### Task requirements
Lines containing the word "cognoiſtre" are to be located and copied.

### Entries
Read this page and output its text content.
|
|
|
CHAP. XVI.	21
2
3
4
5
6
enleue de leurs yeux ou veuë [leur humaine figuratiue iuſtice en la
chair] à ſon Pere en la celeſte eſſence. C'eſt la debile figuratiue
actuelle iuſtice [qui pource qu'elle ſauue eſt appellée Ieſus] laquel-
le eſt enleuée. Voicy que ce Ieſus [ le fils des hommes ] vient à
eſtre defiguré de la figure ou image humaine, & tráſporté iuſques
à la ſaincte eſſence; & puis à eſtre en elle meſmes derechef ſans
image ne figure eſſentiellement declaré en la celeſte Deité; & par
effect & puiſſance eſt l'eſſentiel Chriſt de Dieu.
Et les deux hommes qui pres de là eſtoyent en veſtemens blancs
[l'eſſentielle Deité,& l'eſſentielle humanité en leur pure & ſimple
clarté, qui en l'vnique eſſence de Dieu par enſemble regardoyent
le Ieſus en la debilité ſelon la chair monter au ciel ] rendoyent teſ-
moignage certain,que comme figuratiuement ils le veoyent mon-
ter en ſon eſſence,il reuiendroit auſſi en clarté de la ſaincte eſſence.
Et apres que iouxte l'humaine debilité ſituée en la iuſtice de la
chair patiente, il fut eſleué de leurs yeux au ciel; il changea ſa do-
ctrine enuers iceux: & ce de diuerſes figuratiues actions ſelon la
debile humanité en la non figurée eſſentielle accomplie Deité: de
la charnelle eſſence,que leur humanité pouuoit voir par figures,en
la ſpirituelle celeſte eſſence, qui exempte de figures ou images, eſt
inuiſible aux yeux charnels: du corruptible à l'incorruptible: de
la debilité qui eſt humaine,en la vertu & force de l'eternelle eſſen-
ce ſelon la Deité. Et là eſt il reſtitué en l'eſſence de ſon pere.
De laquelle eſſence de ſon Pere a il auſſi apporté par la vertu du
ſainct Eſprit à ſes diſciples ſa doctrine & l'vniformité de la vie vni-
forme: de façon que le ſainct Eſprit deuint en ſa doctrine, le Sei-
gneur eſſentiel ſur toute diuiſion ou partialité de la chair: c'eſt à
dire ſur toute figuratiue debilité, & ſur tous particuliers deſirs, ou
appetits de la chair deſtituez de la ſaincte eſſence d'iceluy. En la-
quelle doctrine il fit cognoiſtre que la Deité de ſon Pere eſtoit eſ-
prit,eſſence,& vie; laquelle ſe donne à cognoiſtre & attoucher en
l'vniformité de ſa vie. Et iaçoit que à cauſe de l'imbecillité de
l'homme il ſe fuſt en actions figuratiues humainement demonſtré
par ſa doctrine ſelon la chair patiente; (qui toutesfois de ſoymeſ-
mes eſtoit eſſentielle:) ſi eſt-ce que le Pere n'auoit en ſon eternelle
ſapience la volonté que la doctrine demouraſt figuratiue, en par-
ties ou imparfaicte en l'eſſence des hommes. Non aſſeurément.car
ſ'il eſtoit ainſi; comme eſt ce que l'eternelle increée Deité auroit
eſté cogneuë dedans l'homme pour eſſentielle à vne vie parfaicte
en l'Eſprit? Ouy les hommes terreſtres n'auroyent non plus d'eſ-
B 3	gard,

--

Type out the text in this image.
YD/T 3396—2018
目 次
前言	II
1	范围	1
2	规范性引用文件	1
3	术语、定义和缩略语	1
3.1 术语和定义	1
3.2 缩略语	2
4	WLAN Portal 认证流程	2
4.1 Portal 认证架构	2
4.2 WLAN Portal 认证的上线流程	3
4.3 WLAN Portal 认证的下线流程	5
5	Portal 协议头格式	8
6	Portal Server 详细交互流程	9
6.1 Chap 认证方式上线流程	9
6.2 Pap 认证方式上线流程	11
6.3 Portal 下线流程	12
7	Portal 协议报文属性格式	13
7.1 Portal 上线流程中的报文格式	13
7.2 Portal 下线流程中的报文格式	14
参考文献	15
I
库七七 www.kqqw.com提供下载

### Task response
quelle doctrine il fit cognoiſtre que la Deité de ſon Pere eſtoit eſ-
prit,eſſence,& vie; laquelle ſe donne à cognoiſtre & attoucher en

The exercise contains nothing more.